■ Task material
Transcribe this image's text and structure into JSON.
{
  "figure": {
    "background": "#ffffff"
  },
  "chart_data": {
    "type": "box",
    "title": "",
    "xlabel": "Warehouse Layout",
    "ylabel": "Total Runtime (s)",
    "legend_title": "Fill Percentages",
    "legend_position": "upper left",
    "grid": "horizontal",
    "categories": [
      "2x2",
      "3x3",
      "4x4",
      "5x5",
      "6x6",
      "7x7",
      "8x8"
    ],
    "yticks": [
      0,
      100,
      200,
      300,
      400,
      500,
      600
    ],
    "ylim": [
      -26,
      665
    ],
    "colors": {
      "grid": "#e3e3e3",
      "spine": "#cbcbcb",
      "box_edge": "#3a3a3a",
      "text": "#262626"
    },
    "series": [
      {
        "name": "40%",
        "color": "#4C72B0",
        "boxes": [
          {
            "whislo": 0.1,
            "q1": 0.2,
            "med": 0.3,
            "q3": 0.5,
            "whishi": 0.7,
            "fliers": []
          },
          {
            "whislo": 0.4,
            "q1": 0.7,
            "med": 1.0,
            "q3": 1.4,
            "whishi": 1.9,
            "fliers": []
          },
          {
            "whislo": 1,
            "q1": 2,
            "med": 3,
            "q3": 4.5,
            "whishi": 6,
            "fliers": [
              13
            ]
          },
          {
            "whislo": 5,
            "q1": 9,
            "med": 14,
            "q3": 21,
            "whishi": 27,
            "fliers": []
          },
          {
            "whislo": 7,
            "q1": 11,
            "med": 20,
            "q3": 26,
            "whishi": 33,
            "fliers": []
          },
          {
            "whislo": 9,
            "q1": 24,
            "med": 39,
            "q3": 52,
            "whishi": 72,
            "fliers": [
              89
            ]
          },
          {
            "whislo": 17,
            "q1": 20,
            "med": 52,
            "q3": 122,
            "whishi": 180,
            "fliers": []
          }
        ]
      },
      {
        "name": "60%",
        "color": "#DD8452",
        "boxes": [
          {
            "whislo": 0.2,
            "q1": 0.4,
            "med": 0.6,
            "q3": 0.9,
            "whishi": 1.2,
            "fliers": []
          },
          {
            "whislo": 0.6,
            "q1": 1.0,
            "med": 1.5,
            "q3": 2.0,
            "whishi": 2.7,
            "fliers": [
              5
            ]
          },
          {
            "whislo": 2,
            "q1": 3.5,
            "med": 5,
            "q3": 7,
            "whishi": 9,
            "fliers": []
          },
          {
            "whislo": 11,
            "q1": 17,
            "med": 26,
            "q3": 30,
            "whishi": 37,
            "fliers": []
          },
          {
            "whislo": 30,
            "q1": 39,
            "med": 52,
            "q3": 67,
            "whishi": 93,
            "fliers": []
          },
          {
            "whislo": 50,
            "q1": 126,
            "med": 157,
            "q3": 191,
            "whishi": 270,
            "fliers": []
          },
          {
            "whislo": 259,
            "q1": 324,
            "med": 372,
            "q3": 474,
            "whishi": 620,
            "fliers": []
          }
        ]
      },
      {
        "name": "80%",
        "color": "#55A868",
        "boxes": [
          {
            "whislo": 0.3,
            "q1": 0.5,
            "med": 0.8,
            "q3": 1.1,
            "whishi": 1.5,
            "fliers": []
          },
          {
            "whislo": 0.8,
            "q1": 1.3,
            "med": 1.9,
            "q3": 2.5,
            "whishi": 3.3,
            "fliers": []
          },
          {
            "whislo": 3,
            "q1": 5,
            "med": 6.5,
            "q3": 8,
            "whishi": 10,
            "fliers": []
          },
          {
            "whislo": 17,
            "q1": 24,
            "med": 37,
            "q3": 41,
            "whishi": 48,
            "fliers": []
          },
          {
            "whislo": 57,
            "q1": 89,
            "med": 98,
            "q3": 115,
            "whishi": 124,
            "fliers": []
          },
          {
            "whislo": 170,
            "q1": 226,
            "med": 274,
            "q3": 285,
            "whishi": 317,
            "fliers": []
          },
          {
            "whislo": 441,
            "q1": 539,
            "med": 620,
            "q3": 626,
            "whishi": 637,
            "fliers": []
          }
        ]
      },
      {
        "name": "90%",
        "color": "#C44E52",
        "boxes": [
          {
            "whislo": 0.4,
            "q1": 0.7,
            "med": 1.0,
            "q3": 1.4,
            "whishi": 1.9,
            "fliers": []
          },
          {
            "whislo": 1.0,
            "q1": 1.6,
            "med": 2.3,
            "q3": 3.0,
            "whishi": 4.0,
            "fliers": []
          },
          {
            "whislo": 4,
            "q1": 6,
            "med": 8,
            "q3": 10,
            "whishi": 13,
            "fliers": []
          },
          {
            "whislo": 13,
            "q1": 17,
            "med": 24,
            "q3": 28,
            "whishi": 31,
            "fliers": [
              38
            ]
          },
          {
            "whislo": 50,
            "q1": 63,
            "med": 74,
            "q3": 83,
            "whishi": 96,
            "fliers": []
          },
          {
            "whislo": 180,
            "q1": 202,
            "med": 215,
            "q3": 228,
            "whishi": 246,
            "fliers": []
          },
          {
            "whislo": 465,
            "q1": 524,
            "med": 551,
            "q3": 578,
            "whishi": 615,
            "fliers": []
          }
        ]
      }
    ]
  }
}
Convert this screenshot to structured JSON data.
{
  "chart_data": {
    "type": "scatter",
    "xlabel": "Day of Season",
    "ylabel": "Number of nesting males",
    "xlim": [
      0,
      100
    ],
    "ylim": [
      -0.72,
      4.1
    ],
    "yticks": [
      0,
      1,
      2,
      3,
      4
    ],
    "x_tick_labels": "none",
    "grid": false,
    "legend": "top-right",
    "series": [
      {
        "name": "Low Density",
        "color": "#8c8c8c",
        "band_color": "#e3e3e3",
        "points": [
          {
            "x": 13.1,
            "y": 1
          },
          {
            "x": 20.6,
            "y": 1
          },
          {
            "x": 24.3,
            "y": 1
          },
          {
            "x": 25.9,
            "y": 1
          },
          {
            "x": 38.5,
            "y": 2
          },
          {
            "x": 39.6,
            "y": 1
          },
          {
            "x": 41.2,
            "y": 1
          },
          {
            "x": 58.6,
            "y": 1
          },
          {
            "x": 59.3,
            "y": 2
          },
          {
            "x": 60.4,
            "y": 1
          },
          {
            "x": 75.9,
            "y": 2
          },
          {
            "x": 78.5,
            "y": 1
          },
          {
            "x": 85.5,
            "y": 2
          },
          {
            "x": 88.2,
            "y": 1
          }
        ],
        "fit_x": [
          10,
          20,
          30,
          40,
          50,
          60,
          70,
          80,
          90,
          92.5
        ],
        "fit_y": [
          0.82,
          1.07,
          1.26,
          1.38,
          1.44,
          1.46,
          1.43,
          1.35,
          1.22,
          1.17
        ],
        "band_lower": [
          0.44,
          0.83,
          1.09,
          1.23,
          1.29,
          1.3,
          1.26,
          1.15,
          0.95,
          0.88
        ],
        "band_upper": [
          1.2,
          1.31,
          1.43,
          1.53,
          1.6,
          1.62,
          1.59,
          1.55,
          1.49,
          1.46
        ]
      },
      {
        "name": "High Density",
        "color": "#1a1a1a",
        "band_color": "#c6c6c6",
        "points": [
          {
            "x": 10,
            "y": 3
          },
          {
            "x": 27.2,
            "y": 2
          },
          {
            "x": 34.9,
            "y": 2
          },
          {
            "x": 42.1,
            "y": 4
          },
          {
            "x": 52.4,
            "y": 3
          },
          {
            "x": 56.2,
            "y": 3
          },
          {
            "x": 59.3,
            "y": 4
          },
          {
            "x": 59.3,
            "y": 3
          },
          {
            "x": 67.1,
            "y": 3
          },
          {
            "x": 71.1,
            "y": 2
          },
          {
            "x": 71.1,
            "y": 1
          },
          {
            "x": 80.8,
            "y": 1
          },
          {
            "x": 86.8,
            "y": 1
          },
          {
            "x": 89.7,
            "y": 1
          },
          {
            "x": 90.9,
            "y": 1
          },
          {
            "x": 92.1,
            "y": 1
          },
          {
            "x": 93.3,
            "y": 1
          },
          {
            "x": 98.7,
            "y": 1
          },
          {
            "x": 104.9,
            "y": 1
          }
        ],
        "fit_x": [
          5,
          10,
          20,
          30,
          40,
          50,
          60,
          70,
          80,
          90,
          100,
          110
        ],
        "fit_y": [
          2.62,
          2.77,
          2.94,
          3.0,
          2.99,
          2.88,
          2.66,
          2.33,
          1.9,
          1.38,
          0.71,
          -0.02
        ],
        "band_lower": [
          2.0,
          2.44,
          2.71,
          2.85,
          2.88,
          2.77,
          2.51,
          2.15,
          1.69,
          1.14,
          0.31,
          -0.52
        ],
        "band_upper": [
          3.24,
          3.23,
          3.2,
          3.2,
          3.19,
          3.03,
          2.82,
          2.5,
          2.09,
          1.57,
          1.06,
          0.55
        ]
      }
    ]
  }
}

■ Instructions to follow
The word "JSON" appears in how many lines of the data? Answer with only the number.

■ Task answer
2